## Aim
Examine the entries and show every line in which the word "jelzőszám" is found.

## Data lines
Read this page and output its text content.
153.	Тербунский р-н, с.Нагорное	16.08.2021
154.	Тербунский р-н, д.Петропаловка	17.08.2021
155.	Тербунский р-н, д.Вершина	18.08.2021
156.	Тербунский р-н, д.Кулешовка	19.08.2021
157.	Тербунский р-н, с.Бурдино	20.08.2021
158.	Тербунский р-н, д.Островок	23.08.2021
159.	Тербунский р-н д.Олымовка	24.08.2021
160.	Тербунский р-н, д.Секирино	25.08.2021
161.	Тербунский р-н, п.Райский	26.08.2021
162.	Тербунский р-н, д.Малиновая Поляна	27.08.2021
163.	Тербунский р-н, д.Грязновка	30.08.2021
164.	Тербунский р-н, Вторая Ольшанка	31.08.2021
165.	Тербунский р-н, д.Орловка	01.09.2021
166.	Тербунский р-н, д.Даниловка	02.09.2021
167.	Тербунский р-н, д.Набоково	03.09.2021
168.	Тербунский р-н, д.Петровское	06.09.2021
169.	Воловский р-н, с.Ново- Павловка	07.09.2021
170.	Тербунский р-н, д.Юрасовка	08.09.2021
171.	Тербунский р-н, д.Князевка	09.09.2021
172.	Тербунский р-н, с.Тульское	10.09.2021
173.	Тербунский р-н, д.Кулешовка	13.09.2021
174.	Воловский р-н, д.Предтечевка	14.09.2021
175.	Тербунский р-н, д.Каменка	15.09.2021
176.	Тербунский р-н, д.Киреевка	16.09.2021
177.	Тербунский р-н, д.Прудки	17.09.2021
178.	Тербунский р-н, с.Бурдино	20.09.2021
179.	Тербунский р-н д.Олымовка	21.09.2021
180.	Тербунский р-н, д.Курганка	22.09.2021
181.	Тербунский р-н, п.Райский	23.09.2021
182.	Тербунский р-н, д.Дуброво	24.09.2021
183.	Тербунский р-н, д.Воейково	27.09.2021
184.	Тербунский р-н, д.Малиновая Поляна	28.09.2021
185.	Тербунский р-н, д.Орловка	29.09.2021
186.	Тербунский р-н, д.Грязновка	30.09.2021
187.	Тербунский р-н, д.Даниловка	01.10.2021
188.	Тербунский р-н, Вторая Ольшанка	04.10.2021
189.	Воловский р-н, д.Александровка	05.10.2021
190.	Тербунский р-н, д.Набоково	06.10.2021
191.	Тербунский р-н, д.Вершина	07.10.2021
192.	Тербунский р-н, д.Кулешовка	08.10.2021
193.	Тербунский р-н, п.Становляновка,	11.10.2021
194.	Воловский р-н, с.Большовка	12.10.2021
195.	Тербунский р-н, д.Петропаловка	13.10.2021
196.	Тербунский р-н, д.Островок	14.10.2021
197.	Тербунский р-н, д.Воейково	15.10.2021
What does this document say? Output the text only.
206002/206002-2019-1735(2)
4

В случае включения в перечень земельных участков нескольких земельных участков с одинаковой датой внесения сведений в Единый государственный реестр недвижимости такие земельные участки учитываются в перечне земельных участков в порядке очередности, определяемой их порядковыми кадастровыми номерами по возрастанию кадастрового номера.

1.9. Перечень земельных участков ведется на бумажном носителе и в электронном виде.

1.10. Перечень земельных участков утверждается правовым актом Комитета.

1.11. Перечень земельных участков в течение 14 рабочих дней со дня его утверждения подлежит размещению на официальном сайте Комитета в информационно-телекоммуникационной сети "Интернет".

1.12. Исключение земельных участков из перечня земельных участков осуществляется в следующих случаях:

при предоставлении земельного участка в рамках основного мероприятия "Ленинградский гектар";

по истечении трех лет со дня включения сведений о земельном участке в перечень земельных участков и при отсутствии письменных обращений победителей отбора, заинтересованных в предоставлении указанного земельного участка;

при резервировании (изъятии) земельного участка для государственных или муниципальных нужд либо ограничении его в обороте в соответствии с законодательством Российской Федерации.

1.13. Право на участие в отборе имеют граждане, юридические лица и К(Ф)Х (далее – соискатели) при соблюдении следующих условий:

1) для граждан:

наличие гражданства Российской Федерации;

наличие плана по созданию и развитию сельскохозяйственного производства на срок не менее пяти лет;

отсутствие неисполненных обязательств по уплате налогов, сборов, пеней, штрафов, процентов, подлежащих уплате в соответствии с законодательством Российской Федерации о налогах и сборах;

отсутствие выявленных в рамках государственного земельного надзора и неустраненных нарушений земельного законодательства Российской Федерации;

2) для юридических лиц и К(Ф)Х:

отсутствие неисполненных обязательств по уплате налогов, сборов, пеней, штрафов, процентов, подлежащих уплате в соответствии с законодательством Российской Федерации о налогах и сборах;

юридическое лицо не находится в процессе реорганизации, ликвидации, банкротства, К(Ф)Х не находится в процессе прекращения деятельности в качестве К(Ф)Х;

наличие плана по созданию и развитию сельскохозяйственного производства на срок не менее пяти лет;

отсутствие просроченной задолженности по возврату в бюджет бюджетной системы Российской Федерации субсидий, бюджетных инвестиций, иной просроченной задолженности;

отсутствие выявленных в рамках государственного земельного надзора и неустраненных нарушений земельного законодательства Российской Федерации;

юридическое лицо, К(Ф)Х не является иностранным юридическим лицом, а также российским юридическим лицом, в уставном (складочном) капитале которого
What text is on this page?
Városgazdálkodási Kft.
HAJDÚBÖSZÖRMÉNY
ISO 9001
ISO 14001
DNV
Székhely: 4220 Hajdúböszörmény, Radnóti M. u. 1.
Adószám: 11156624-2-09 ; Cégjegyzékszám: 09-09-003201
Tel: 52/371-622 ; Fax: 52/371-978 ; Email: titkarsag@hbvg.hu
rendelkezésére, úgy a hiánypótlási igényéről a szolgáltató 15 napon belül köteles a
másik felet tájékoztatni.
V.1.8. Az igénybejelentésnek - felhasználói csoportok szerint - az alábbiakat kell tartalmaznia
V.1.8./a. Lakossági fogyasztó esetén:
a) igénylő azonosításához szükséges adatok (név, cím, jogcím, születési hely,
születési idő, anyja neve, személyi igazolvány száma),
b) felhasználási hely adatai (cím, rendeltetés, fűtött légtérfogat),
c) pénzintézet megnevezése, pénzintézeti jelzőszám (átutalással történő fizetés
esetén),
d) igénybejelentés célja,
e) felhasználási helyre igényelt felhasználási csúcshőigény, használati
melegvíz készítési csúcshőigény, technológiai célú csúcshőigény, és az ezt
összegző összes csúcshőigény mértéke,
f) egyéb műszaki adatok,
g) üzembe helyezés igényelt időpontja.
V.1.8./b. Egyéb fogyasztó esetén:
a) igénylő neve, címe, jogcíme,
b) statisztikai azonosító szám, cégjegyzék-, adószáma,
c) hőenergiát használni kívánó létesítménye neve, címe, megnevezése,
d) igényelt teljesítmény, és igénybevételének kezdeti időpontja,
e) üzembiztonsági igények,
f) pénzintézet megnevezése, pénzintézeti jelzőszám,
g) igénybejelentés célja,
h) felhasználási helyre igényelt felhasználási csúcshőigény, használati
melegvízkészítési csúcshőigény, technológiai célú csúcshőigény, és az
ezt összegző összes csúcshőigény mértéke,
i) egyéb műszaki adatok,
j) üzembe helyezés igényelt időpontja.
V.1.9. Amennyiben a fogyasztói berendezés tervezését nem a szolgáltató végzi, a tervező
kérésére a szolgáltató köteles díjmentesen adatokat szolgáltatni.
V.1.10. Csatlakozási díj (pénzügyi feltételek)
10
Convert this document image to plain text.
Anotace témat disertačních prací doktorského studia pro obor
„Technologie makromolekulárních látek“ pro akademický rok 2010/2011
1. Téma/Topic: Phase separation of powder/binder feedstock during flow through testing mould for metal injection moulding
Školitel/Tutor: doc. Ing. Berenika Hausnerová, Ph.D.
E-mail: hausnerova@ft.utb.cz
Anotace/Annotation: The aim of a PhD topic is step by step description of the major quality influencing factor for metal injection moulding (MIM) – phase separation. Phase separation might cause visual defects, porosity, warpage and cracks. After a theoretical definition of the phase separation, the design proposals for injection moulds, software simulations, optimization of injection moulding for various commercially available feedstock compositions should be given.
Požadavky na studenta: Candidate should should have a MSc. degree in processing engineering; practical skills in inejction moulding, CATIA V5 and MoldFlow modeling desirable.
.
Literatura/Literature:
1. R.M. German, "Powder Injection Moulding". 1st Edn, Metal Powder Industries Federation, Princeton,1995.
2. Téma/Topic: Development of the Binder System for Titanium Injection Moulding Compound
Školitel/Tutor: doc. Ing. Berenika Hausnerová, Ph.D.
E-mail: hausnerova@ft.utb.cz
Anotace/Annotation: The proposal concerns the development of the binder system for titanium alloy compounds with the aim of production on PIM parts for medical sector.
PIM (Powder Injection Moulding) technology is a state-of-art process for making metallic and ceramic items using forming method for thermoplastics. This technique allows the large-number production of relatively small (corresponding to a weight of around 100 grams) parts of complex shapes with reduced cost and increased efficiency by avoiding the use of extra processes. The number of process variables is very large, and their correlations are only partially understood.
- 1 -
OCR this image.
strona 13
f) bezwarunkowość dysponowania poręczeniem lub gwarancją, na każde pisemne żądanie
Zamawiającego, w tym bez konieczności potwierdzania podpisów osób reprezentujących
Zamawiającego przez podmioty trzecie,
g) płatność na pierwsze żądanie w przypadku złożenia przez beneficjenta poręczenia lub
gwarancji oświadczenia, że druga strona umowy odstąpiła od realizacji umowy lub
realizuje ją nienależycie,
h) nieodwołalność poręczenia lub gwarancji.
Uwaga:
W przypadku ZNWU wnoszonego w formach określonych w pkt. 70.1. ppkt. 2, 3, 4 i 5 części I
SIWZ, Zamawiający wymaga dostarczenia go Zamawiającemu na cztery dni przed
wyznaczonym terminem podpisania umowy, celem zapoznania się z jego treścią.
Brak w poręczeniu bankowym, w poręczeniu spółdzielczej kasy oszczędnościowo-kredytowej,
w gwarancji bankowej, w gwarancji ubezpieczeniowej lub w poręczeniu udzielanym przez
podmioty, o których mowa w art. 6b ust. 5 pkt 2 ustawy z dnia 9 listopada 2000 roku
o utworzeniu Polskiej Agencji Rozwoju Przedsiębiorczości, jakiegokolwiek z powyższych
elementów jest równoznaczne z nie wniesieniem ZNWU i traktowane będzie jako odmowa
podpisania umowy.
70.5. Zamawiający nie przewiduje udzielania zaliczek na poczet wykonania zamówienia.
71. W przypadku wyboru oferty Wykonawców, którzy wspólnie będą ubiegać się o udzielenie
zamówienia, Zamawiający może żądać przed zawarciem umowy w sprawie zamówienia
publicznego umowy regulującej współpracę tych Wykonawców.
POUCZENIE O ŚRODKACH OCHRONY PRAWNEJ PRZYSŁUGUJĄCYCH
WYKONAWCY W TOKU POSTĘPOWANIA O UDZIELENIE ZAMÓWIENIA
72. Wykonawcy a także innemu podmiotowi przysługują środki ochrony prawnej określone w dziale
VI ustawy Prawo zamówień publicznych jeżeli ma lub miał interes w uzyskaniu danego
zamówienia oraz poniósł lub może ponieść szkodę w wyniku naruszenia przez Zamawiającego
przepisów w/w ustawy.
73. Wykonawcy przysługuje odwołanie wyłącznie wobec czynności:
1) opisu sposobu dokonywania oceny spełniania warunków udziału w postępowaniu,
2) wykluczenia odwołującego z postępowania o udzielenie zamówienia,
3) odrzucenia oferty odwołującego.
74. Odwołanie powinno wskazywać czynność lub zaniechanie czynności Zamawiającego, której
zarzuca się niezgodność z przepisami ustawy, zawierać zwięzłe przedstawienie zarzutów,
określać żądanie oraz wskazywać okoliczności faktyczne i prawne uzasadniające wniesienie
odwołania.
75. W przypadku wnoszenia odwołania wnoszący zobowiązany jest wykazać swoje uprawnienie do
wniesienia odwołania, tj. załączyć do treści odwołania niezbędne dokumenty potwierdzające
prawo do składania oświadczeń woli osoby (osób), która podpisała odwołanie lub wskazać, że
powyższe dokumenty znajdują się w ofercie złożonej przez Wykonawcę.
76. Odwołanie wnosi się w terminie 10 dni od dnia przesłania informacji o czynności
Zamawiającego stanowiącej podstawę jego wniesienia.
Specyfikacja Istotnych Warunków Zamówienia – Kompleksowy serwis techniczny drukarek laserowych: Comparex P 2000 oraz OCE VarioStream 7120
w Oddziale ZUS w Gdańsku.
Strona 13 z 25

## Result of the exercise
c) pénzintézet megnevezése, pénzintézeti jelzőszám (átutalással történő fizetés
f) pénzintézet megnevezése, pénzintézeti jelzőszám,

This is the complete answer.